TASK STATEMENT. Return all lines from the listing below in which the string "arcmin" occurs.

EXTRACTED DATA.
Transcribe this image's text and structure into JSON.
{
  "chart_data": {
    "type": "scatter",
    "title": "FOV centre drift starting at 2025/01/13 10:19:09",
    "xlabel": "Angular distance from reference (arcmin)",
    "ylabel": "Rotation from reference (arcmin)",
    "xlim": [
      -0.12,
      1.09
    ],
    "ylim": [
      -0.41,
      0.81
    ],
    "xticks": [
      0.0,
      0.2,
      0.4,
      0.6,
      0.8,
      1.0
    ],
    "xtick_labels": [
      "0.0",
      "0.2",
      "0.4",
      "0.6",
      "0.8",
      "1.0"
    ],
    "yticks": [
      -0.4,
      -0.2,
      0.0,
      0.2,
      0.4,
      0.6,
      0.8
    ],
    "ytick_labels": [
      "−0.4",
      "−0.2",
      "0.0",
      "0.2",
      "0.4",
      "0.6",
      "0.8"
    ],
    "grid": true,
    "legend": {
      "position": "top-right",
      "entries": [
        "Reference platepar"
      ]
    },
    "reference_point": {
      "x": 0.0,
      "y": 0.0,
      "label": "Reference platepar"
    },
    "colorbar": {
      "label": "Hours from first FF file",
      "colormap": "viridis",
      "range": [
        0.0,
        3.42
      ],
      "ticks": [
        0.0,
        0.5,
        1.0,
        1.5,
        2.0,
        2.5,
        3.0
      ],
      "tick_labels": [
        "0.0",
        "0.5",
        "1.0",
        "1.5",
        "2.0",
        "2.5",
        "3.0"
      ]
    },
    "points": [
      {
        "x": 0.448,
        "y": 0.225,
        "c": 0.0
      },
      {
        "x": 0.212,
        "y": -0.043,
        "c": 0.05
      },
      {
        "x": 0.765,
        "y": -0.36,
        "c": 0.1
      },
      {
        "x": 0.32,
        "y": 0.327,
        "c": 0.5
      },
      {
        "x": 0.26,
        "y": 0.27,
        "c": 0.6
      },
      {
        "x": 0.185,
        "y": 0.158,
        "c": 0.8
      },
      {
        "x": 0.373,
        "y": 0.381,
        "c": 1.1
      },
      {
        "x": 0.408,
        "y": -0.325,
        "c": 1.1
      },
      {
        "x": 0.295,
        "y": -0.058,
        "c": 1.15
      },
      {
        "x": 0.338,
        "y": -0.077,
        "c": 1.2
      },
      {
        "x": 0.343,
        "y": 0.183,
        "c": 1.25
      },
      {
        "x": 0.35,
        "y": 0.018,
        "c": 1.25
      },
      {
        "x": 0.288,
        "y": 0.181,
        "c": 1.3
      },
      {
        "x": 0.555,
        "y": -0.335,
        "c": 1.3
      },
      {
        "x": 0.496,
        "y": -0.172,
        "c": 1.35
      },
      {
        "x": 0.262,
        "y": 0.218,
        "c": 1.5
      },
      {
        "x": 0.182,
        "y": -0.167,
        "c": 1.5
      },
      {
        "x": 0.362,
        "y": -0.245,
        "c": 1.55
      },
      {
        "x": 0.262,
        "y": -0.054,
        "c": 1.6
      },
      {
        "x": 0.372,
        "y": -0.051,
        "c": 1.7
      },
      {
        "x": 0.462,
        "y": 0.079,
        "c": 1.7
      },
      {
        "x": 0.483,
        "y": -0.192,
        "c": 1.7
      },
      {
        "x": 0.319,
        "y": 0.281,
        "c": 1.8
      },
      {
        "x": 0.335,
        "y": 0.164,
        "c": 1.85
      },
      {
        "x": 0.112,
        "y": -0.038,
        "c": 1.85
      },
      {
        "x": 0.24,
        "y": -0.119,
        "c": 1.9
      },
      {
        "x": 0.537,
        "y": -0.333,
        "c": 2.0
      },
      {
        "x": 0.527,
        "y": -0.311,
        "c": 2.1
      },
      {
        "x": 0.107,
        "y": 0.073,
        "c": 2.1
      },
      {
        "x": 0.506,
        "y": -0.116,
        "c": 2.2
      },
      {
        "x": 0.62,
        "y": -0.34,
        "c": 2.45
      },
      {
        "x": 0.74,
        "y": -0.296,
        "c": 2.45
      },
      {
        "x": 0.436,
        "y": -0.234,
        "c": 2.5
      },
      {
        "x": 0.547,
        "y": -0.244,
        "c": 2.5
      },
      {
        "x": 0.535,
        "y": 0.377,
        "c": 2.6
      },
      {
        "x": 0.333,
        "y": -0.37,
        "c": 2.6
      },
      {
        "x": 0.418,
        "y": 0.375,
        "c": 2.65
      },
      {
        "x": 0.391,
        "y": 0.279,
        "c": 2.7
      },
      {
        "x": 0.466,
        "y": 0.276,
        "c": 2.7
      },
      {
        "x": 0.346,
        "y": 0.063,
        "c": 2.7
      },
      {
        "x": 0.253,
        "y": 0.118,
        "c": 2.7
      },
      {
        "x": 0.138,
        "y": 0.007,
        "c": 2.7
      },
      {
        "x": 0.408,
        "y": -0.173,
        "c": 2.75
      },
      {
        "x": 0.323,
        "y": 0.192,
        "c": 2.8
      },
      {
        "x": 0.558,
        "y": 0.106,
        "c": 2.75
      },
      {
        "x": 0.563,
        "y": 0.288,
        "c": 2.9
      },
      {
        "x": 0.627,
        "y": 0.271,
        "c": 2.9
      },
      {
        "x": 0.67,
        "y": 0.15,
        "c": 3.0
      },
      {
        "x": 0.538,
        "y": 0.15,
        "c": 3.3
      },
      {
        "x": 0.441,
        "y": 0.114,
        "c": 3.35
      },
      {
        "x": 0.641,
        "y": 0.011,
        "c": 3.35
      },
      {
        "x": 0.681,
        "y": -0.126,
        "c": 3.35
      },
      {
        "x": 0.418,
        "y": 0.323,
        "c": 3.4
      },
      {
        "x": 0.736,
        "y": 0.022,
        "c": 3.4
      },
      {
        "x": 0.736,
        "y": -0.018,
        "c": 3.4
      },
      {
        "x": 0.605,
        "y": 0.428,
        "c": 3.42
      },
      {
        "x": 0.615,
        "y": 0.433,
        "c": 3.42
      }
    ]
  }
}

EXERCISE ANSWER.
    "xlabel": "Angular distance from reference (arcmin)",
    "ylabel": "Rotation from reference (arcmin)",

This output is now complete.